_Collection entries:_
⟨

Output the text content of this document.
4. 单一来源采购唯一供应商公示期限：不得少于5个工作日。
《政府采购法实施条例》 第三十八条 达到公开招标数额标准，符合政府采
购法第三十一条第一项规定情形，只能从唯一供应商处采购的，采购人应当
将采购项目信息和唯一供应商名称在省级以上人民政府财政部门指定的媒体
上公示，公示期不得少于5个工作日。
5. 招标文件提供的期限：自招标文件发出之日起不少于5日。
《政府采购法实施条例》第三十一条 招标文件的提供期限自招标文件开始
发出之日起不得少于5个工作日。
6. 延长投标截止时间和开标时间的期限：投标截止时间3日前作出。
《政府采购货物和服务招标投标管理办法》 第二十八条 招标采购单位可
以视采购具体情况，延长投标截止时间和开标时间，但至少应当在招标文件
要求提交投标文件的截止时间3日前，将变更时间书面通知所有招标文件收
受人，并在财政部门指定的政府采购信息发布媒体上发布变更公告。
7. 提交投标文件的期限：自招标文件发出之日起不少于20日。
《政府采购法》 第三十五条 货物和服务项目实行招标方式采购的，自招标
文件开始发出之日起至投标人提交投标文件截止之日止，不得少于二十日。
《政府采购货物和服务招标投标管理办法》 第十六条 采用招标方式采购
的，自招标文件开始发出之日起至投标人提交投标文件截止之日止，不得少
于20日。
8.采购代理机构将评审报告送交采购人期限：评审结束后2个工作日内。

⟩

_Task:_
The records above should be repeated in full, exactly as given.

_Full response:_
Output the text content of this document.
4. 单一来源采购唯一供应商公示期限：不得少于5个工作日。
《政府采购法实施条例》 第三十八条 达到公开招标数额标准，符合政府采
购法第三十一条第一项规定情形，只能从唯一供应商处采购的，采购人应当
将采购项目信息和唯一供应商名称在省级以上人民政府财政部门指定的媒体
上公示，公示期不得少于5个工作日。
5. 招标文件提供的期限：自招标文件发出之日起不少于5日。
《政府采购法实施条例》第三十一条 招标文件的提供期限自招标文件开始
发出之日起不得少于5个工作日。
6. 延长投标截止时间和开标时间的期限：投标截止时间3日前作出。
《政府采购货物和服务招标投标管理办法》 第二十八条 招标采购单位可
以视采购具体情况，延长投标截止时间和开标时间，但至少应当在招标文件
要求提交投标文件的截止时间3日前，将变更时间书面通知所有招标文件收
受人，并在财政部门指定的政府采购信息发布媒体上发布变更公告。
7. 提交投标文件的期限：自招标文件发出之日起不少于20日。
《政府采购法》 第三十五条 货物和服务项目实行招标方式采购的，自招标
文件开始发出之日起至投标人提交投标文件截止之日止，不得少于二十日。
《政府采购货物和服务招标投标管理办法》 第十六条 采用招标方式采购
的，自招标文件开始发出之日起至投标人提交投标文件截止之日止，不得少
于20日。
8.采购代理机构将评审报告送交采购人期限：评审结束后2个工作日内。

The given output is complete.